Problem to work on - Pick out and copy every line below that has the word "JSON".

Source data -
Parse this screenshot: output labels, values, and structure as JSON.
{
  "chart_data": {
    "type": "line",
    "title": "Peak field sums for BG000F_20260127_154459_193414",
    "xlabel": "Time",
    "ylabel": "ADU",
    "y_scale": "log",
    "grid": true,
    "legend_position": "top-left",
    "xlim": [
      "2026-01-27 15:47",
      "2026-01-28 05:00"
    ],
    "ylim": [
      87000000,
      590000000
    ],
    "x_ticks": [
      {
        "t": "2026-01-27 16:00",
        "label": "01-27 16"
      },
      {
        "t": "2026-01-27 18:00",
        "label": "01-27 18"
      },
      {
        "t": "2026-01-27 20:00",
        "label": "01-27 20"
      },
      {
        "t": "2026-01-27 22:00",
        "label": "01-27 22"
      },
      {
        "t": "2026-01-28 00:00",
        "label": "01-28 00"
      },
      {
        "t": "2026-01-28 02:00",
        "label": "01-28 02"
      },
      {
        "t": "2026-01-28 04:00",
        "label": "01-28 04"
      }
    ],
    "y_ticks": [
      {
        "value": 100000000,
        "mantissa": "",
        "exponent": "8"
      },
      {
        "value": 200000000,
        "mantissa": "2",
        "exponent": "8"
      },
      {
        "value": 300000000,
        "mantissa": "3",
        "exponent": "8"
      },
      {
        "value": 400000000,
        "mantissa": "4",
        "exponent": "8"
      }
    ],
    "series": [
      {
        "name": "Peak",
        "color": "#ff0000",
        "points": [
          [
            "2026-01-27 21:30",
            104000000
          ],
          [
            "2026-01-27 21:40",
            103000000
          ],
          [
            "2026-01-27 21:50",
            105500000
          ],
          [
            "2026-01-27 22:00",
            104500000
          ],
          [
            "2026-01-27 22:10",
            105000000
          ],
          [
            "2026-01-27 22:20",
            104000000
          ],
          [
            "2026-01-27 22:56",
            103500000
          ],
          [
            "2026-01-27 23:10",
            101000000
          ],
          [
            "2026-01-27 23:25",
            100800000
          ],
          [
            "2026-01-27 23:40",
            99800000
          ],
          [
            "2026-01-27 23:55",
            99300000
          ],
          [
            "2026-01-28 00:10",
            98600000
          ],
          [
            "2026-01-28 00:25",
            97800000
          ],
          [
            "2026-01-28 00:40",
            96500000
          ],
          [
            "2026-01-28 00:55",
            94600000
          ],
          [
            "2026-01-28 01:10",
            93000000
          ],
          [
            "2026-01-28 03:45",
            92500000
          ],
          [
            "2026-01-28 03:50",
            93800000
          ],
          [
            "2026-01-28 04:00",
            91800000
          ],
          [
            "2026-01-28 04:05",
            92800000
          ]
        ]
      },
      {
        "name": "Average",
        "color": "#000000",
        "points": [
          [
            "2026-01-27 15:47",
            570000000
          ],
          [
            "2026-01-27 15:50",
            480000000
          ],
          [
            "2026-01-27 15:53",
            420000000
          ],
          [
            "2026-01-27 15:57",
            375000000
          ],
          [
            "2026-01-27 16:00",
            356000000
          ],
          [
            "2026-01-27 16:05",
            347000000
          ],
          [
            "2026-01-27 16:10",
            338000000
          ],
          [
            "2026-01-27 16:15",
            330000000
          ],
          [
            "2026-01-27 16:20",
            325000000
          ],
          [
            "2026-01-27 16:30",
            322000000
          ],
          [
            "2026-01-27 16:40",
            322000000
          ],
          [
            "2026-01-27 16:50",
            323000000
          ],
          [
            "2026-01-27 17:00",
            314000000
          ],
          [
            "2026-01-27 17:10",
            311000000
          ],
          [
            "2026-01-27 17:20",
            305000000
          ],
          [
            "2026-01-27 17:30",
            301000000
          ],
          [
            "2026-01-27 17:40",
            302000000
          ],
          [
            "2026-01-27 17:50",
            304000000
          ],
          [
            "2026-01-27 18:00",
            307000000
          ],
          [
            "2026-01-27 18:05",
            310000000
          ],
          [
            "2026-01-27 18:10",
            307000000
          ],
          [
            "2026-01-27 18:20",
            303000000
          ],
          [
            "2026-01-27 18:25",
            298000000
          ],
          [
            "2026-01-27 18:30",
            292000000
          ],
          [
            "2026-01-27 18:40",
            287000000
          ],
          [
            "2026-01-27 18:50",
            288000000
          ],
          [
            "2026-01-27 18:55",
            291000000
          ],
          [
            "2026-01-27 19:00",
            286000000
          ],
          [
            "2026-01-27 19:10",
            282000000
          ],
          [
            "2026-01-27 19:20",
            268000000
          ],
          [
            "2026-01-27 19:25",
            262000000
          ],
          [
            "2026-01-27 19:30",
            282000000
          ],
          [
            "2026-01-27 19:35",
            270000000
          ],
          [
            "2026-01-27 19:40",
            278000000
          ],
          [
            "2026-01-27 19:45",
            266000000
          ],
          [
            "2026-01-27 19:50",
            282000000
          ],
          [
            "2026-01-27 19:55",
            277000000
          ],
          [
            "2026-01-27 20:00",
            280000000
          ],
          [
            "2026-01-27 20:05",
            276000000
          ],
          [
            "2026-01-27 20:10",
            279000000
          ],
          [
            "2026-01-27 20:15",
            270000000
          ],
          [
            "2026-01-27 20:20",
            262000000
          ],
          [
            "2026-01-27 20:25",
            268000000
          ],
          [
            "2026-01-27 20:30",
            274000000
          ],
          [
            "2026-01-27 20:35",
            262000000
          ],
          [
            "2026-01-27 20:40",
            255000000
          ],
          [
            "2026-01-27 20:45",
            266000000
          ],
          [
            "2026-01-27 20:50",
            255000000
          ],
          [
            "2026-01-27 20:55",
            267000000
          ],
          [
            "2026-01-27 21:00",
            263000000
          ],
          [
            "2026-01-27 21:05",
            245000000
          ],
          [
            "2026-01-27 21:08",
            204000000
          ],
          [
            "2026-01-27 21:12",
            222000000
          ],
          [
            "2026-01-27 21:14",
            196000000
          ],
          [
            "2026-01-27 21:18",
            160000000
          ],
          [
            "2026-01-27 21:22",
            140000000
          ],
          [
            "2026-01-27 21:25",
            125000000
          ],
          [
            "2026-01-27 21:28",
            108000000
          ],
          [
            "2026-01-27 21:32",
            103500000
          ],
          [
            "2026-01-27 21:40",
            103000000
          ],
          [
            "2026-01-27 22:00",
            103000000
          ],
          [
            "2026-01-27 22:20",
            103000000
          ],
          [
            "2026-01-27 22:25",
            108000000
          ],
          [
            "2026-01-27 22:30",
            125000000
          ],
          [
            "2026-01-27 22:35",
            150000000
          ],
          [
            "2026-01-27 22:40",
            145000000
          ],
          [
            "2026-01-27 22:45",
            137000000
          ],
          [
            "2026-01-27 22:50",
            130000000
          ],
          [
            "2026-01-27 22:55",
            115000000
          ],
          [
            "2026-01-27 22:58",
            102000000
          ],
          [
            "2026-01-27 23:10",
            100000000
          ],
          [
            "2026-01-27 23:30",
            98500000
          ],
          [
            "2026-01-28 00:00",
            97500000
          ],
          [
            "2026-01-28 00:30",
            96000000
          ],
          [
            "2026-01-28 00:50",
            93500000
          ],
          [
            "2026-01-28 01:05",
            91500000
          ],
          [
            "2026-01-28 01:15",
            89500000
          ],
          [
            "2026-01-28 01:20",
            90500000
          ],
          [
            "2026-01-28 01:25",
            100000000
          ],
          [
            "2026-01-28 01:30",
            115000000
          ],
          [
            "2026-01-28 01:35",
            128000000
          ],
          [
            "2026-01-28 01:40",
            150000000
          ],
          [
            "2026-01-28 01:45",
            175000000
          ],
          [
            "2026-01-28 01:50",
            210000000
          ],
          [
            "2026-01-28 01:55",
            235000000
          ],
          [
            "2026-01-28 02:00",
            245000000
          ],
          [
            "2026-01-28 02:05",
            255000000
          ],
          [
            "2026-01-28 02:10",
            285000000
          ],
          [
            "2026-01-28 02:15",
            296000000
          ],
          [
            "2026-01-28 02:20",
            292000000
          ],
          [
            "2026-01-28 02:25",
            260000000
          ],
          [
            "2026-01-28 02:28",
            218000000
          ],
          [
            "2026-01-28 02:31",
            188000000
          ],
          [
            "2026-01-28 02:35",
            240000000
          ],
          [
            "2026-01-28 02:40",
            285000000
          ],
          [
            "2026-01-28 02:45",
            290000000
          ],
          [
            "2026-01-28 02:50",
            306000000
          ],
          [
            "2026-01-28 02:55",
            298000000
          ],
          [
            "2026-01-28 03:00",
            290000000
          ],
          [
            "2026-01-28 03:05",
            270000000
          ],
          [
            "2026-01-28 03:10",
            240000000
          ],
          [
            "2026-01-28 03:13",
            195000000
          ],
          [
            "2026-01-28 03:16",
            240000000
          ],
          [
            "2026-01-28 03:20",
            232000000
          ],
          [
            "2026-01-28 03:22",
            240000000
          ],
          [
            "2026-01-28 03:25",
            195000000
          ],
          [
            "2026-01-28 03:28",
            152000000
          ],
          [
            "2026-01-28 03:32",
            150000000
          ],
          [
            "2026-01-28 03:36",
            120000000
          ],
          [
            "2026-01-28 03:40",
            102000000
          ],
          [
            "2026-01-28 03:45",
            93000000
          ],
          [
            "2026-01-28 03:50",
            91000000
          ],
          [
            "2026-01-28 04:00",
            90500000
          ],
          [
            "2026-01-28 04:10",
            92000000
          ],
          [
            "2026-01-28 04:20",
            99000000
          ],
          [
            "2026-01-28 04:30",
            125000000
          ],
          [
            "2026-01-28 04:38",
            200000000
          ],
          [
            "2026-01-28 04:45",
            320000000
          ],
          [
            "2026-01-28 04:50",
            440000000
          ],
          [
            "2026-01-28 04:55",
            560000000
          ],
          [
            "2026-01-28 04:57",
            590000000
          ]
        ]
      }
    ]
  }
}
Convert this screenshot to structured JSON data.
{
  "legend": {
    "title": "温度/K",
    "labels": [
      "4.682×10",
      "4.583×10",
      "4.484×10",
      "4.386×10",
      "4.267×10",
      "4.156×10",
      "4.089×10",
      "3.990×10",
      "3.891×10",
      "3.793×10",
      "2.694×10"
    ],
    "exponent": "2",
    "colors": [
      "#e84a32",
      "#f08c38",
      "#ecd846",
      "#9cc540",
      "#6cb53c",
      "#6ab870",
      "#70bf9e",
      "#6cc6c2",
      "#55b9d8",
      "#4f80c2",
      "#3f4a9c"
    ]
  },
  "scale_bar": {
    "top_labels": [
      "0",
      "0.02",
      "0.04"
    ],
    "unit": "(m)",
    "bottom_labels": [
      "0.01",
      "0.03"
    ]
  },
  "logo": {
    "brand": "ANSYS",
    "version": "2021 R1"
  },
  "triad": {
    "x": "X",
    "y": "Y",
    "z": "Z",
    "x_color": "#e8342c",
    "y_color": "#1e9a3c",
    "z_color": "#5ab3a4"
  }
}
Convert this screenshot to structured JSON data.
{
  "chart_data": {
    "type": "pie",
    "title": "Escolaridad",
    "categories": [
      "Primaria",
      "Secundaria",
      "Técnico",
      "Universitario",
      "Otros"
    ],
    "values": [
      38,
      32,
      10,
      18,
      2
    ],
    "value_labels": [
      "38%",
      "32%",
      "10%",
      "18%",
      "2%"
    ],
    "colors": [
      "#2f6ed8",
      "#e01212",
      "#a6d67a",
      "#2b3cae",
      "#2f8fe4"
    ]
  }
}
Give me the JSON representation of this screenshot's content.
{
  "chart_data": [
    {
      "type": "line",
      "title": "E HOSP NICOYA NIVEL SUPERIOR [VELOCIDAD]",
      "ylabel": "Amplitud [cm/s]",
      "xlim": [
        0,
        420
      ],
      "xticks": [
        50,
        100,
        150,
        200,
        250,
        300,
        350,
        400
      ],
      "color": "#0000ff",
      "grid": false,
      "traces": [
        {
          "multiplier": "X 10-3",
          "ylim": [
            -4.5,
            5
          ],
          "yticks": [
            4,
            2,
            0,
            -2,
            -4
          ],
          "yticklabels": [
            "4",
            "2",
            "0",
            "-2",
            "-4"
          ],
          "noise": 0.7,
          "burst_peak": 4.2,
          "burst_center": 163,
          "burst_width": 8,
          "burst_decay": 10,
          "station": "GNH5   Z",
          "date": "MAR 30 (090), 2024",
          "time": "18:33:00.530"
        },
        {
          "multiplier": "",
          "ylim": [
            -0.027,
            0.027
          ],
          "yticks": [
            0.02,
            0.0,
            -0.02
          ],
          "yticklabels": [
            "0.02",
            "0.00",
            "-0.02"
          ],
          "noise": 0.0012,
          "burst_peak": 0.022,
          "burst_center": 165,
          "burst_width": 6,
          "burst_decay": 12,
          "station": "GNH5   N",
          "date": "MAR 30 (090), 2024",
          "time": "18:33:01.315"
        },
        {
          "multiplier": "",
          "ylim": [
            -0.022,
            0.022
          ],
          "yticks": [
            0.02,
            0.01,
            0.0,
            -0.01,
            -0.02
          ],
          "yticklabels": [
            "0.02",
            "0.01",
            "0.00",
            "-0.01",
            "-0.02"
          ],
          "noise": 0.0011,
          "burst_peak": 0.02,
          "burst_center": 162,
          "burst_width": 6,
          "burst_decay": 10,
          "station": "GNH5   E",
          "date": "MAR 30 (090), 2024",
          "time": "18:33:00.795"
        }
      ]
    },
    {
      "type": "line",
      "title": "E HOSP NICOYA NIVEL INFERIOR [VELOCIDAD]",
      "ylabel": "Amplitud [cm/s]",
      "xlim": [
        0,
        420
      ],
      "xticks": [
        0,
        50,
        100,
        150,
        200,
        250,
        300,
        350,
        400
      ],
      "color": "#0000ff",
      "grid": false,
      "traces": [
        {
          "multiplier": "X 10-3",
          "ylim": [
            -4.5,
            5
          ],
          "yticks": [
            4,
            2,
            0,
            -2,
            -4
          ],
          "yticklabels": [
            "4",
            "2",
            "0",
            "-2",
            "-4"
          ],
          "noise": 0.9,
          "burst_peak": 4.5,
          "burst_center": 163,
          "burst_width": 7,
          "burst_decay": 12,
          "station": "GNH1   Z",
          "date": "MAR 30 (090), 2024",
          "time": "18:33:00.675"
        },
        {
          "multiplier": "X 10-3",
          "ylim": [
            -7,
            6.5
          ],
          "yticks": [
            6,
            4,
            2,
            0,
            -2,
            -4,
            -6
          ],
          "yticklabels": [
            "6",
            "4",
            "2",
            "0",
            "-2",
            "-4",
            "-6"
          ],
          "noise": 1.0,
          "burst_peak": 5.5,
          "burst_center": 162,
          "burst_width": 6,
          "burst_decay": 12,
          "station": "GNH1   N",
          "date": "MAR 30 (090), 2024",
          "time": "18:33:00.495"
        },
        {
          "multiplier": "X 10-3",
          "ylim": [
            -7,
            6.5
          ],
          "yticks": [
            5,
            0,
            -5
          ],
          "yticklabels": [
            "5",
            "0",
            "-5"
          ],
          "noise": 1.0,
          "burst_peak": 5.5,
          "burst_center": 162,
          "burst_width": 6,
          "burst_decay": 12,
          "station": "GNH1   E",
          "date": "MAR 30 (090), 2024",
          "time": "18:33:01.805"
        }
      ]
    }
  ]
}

Solution for this problem -
Parse this screenshot: output labels, values, and structure as JSON.
Convert this screenshot to structured JSON data.
Convert this screenshot to structured JSON data.
Give me the JSON representation of this screenshot's content.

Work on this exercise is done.